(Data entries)
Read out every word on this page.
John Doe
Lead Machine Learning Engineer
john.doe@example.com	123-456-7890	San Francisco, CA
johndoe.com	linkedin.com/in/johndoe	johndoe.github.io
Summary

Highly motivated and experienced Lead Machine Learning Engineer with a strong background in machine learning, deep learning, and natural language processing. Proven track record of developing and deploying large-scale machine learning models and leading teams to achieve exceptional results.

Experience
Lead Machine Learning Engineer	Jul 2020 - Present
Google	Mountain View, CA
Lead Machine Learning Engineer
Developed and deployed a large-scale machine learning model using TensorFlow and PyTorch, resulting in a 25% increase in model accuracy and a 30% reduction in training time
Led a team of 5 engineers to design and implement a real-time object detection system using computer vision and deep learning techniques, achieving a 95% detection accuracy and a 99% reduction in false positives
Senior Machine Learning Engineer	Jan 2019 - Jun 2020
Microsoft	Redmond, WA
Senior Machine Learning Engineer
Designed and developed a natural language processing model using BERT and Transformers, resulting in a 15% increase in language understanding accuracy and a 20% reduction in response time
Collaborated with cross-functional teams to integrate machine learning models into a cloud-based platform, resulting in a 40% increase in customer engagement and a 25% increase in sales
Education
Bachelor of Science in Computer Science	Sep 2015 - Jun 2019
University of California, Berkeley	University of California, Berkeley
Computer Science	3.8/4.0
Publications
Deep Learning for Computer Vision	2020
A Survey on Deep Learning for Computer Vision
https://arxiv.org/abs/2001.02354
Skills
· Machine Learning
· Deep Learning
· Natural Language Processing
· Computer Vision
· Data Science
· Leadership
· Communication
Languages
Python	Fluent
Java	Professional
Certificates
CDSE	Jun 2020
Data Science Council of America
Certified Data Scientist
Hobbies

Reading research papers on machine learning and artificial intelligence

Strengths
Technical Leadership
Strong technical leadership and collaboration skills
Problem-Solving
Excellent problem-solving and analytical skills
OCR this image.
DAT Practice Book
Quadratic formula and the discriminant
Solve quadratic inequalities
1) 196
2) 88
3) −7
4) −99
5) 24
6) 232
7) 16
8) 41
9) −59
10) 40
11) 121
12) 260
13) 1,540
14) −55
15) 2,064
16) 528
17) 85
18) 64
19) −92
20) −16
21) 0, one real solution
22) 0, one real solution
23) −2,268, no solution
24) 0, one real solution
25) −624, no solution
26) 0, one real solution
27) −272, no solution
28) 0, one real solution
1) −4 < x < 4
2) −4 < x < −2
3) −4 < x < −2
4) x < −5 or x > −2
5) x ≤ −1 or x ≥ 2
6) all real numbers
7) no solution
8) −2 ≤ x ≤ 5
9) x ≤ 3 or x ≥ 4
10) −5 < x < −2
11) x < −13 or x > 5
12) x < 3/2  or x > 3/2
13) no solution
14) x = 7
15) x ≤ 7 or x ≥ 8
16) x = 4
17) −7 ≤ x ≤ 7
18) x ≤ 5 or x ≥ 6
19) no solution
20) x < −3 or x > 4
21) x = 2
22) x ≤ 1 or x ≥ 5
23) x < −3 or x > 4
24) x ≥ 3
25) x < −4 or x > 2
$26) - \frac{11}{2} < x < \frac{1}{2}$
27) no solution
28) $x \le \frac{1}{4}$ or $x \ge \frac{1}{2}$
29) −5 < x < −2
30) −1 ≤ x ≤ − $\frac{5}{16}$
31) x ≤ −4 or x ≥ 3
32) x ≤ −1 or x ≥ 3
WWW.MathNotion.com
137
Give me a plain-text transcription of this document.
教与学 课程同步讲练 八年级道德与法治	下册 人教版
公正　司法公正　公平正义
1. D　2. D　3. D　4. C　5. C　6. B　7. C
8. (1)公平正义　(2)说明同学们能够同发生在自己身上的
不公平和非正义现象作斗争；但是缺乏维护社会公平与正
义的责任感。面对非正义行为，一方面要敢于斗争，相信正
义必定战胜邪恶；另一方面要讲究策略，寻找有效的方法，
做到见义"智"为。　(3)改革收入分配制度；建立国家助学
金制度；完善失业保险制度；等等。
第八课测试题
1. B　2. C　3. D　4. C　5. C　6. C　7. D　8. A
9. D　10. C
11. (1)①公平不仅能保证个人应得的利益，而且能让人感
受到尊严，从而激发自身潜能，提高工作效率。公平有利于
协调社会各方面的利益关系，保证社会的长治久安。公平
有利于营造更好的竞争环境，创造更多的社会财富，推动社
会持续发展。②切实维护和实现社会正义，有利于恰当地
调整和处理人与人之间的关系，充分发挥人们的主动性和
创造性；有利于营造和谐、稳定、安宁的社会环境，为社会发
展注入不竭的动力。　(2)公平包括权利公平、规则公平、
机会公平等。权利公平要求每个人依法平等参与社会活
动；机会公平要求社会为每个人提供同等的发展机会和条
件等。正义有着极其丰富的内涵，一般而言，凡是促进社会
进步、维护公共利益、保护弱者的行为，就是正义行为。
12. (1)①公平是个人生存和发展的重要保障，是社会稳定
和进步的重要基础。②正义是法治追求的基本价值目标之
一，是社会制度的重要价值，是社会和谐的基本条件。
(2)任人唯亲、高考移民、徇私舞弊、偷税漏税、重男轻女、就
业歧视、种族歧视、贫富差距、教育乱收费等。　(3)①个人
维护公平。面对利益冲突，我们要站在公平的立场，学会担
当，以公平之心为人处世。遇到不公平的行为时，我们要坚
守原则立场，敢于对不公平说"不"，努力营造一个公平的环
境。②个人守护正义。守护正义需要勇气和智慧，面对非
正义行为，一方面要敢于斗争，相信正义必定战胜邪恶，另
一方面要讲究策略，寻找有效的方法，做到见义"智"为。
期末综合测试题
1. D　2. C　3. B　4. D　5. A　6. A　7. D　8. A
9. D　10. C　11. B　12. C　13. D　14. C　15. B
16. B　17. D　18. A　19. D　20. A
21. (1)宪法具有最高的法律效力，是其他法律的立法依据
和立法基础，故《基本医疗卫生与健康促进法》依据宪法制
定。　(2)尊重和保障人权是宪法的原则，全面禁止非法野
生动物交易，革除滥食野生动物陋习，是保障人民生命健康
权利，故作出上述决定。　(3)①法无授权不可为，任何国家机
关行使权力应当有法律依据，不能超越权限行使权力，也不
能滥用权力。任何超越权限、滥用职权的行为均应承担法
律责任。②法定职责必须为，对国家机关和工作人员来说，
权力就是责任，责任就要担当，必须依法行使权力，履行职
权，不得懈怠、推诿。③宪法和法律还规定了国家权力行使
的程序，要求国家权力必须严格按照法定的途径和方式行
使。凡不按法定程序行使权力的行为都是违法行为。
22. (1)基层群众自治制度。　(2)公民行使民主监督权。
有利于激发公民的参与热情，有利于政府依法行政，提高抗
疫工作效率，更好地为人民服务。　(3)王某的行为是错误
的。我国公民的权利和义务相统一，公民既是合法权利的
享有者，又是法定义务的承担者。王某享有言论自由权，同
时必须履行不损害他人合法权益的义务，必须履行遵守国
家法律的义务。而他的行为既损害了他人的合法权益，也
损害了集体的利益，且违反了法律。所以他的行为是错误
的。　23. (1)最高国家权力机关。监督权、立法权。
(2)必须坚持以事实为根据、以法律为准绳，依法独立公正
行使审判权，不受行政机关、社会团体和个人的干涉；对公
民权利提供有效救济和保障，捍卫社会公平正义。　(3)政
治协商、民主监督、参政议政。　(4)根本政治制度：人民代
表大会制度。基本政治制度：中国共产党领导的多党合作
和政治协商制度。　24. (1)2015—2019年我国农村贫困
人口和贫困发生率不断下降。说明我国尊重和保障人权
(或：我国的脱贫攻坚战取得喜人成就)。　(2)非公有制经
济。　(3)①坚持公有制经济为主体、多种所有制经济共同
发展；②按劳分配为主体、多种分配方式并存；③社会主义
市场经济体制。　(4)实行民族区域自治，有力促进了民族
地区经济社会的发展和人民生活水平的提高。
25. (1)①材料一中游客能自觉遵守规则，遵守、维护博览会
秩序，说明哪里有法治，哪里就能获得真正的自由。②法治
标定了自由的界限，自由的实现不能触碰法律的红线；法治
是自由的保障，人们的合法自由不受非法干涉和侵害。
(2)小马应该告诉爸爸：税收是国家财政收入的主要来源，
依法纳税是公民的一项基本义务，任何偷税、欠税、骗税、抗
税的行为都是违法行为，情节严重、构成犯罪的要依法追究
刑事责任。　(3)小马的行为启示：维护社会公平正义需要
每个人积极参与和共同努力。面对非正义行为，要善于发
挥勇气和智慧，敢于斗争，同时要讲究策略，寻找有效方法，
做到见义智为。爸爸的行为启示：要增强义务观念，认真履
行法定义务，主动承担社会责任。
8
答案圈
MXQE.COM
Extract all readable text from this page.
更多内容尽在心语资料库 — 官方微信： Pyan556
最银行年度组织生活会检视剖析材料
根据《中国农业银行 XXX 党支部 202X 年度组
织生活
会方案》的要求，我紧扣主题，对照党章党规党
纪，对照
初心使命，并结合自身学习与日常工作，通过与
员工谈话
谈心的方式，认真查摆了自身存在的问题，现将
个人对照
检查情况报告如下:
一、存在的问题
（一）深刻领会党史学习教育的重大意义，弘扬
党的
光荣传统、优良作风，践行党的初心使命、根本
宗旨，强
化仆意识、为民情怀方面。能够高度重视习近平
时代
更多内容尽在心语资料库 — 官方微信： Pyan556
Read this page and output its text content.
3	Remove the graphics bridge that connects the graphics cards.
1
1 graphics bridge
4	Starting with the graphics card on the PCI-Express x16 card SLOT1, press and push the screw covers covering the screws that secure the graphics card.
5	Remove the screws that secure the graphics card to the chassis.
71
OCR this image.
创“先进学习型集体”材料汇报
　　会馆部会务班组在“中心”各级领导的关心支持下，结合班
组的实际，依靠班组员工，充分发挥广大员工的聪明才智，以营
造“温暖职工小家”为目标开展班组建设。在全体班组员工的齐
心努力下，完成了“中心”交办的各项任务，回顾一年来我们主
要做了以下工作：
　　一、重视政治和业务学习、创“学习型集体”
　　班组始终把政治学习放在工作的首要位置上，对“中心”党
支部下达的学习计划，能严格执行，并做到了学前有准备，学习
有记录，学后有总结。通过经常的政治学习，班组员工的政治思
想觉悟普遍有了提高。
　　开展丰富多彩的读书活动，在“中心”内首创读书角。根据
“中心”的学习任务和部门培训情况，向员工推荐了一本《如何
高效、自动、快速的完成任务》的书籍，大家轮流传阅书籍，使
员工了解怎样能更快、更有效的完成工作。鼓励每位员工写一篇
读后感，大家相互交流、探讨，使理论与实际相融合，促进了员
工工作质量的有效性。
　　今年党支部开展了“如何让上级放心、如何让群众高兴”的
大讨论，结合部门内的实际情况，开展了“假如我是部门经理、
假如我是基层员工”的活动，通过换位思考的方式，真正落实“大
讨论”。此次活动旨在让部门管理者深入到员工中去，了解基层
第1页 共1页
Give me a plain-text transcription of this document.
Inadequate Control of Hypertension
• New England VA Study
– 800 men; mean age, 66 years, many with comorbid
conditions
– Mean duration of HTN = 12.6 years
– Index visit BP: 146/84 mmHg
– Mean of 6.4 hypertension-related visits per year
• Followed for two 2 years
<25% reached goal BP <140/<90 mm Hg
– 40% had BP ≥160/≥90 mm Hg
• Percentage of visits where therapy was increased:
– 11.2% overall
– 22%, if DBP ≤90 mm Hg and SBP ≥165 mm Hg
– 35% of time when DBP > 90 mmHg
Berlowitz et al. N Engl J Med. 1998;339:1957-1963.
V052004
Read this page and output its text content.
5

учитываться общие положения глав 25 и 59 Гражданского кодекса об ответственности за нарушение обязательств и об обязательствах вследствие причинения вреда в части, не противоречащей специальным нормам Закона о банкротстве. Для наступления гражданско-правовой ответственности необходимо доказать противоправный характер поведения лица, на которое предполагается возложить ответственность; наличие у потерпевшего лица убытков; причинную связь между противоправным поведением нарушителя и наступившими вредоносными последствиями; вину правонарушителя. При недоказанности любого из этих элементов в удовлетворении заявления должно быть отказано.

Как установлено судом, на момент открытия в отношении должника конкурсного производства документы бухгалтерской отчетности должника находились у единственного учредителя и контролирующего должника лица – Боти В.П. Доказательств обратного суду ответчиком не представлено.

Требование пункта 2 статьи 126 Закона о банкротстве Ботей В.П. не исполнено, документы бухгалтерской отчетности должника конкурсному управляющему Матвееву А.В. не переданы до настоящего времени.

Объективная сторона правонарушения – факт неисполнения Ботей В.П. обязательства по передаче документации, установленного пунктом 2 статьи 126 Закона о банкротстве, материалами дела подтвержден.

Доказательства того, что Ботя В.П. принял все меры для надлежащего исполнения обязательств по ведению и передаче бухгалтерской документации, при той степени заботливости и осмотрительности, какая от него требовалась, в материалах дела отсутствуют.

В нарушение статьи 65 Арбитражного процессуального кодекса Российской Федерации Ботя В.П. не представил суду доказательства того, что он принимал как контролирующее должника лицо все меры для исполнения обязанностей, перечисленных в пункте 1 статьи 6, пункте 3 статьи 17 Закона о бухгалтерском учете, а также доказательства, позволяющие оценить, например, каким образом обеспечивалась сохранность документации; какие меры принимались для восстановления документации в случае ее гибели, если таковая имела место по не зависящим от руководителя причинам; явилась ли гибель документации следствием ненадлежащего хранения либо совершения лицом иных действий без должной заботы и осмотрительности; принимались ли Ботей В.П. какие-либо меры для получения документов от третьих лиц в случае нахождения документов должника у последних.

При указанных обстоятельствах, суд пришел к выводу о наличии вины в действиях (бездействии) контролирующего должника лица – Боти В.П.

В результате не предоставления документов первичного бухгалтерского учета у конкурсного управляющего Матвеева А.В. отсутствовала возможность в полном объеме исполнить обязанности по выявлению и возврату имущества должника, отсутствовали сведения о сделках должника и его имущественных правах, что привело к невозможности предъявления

What is required
Identify the lines that contain the string "документации", and copy every one of them.

Output for this task
Объективная сторона правонарушения – факт неисполнения Ботей В.П. обязательства по передаче документации, установленного пунктом 2 статьи 126 Закона о банкротстве, материалами дела подтвержден.
Доказательства того, что Ботя В.П. принял все меры для надлежащего исполнения обязательств по ведению и передаче бухгалтерской документации, при той степени заботливости и осмотрительности, какая от него требовалась, в материалах дела отсутствуют.
В нарушение статьи 65 Арбитражного процессуального кодекса Российской Федерации Ботя В.П. не представил суду доказательства того, что он принимал как контролирующее должника лицо все меры для исполнения обязанностей, перечисленных в пункте 1 статьи 6, пункте 3 статьи 17 Закона о бухгалтерском учете, а также доказательства, позволяющие оценить, например, каким образом обеспечивалась сохранность документации; какие меры принимались для восстановления документации в случае ее гибели, если таковая имела место по не зависящим от руководителя причинам; явилась ли гибель документации следствием ненадлежащего хранения либо совершения лицом иных действий без должной заботы и осмотрительности; принимались ли Ботей В.П. какие-либо меры для получения документов от третьих лиц в случае нахождения документов должника у последних.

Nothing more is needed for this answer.